What to produce
Filter the entries and keep only the lines where the string "this" appears.

# Data start

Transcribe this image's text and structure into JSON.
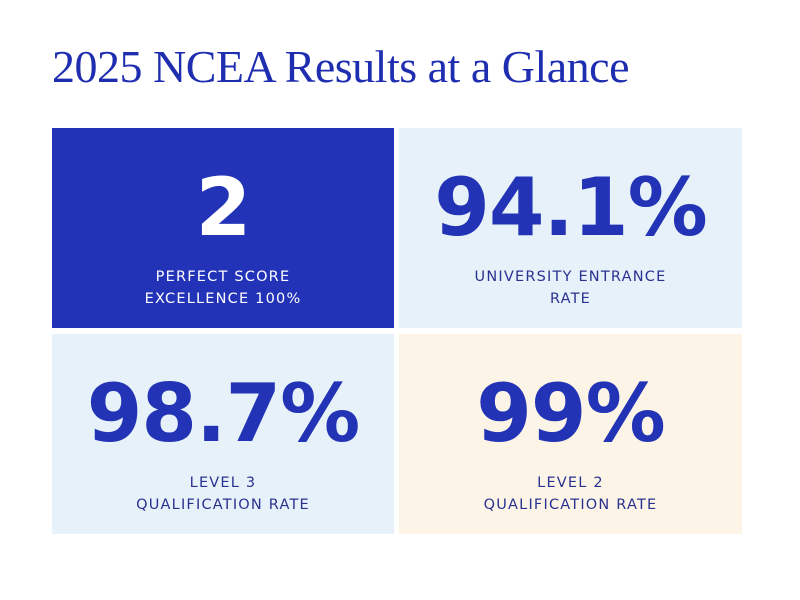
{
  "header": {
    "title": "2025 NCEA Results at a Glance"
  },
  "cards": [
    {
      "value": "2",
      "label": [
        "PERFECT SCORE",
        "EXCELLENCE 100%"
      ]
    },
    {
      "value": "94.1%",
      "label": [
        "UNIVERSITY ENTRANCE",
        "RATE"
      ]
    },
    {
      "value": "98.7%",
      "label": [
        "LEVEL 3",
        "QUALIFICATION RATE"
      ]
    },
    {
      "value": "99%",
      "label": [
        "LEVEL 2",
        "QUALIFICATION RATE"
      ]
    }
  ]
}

# Data end
# Data start

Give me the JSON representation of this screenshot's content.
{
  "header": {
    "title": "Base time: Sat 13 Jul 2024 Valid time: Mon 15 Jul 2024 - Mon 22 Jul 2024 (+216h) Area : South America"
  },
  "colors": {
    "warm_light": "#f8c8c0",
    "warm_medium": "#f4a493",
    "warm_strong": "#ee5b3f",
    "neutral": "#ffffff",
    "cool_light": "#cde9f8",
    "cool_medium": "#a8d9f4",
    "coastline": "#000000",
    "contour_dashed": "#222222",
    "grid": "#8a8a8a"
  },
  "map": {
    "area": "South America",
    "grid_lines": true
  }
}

# Data end

Full output
Transcribe this image's text and structure into JSON.
Give me the JSON representation of this screenshot's content.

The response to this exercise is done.